◆ **PROBLEM DESCRIPTION**: Return the full material exactly.

◆ **ITEMS**:
········
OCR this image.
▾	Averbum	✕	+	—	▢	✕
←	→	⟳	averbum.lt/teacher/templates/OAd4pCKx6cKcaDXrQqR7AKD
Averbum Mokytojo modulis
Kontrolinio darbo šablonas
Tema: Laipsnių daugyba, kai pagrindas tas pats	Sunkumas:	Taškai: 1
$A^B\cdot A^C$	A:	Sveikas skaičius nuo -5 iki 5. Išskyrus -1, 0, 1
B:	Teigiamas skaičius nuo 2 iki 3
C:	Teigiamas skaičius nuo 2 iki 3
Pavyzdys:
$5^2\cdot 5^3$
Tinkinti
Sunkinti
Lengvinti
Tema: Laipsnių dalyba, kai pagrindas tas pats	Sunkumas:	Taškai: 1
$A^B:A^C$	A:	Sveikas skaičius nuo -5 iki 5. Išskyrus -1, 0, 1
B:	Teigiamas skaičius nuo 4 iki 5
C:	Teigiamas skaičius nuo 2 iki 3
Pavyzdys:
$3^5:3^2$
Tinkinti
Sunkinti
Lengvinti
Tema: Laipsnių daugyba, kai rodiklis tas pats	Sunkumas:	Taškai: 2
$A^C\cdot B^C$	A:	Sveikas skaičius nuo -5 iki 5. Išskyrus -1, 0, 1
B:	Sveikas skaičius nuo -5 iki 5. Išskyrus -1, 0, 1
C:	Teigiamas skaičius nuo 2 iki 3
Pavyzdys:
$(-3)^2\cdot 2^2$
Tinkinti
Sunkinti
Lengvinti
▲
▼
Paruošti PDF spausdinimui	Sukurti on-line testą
········
◆ **TASK SOLUTION**:
OCR this image.
▾	Averbum	✕	+	—	▢	✕
←	→	⟳	averbum.lt/teacher/templates/OAd4pCKx6cKcaDXrQqR7AKD
Averbum Mokytojo modulis
Kontrolinio darbo šablonas
Tema: Laipsnių daugyba, kai pagrindas tas pats	Sunkumas:	Taškai: 1
$A^B\cdot A^C$	A:	Sveikas skaičius nuo -5 iki 5. Išskyrus -1, 0, 1
B:	Teigiamas skaičius nuo 2 iki 3
C:	Teigiamas skaičius nuo 2 iki 3
Pavyzdys:
$5^2\cdot 5^3$
Tinkinti
Sunkinti
Lengvinti
Tema: Laipsnių dalyba, kai pagrindas tas pats	Sunkumas:	Taškai: 1
$A^B:A^C$	A:	Sveikas skaičius nuo -5 iki 5. Išskyrus -1, 0, 1
B:	Teigiamas skaičius nuo 4 iki 5
C:	Teigiamas skaičius nuo 2 iki 3
Pavyzdys:
$3^5:3^2$
Tinkinti
Sunkinti
Lengvinti
Tema: Laipsnių daugyba, kai rodiklis tas pats	Sunkumas:	Taškai: 2
$A^C\cdot B^C$	A:	Sveikas skaičius nuo -5 iki 5. Išskyrus -1, 0, 1
B:	Sveikas skaičius nuo -5 iki 5. Išskyrus -1, 0, 1
C:	Teigiamas skaičius nuo 2 iki 3
Pavyzdys:
$(-3)^2\cdot 2^2$
Tinkinti
Sunkinti
Lengvinti
▲
▼
Paruošti PDF spausdinimui	Sukurti on-line testą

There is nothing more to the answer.